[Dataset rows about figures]
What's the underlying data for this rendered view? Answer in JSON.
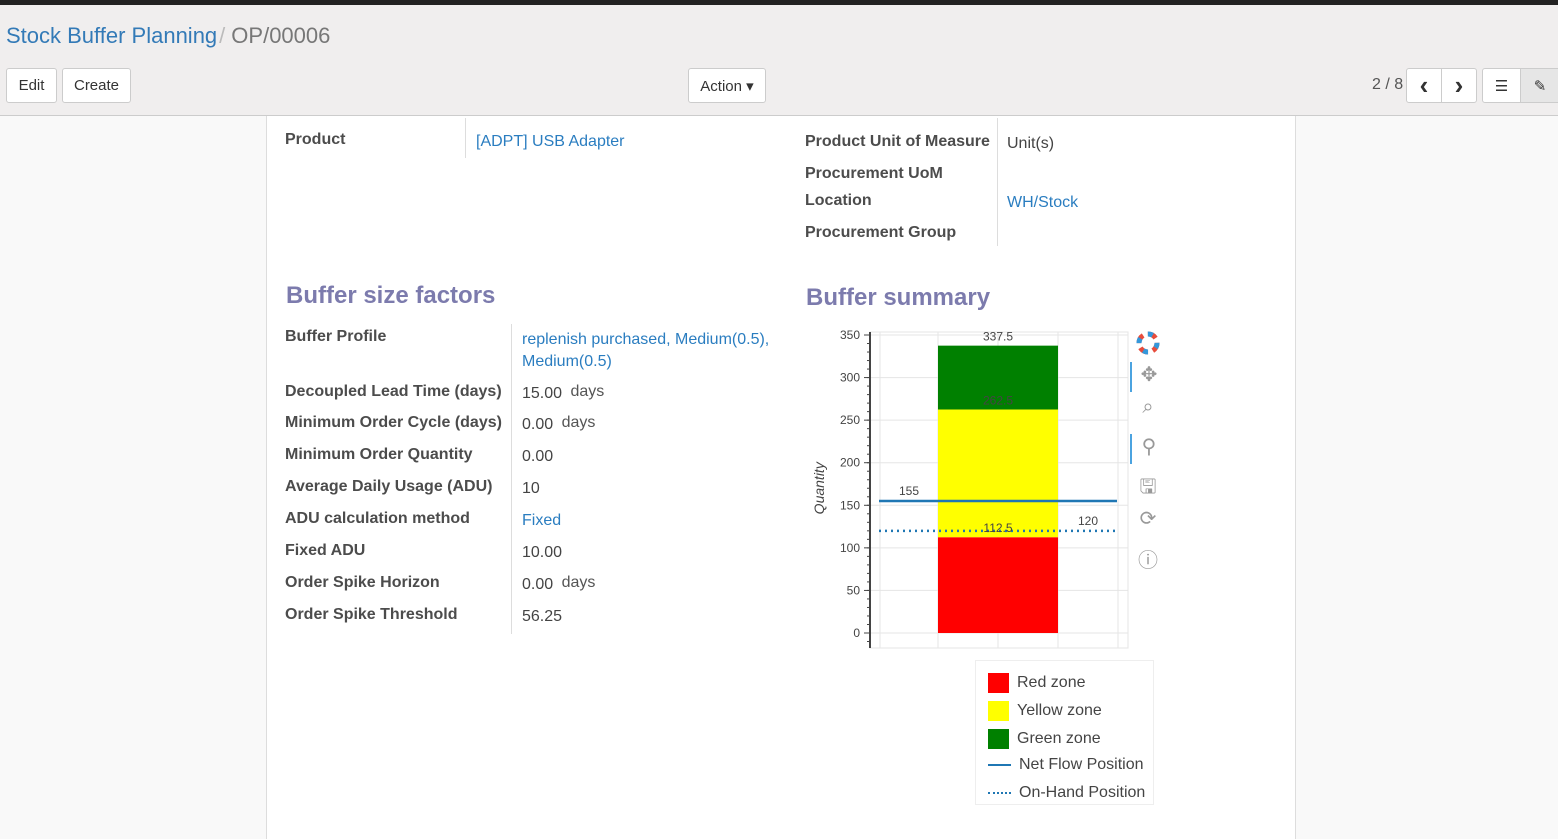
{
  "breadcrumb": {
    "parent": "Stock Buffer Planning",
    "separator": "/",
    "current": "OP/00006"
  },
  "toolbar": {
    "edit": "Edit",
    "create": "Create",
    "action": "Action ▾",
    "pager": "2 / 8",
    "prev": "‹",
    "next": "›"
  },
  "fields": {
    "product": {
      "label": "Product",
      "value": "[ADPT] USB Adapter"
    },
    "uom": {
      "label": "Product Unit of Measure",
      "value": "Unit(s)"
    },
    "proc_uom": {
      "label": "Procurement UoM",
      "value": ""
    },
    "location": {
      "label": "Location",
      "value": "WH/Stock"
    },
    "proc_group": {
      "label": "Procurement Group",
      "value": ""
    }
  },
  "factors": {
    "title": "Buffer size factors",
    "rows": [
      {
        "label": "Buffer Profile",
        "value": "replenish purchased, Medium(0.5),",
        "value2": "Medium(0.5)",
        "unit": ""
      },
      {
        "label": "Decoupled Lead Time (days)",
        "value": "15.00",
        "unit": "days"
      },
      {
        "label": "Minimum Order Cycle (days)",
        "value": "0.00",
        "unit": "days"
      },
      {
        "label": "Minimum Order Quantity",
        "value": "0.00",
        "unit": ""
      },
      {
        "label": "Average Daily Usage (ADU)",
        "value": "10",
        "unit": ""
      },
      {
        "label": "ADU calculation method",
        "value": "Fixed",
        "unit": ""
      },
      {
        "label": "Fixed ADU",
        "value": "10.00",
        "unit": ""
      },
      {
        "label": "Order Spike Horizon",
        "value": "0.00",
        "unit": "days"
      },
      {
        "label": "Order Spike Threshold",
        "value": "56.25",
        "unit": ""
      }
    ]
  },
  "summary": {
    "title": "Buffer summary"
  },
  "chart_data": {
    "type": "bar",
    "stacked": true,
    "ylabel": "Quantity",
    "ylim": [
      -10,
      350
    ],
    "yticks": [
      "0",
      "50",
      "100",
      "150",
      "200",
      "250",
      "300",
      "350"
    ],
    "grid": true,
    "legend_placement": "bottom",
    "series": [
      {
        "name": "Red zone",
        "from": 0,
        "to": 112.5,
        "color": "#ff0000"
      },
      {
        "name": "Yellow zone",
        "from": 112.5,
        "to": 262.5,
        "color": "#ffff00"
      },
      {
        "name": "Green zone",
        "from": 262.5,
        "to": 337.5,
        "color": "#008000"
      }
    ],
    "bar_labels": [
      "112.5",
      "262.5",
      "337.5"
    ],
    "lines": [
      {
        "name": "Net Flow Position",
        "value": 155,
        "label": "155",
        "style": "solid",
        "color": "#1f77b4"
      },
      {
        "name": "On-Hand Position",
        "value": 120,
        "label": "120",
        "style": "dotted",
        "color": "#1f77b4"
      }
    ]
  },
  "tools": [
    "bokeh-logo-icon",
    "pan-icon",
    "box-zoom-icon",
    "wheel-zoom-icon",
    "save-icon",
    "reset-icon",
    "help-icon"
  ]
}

• _Your task_
Read the entries above, then pull out the lines that include "Order".

• _Response_
        "label": "Minimum Order Cycle (days)",
        "label": "Minimum Order Quantity",
        "label": "Order Spike Horizon",
        "label": "Order Spike Threshold",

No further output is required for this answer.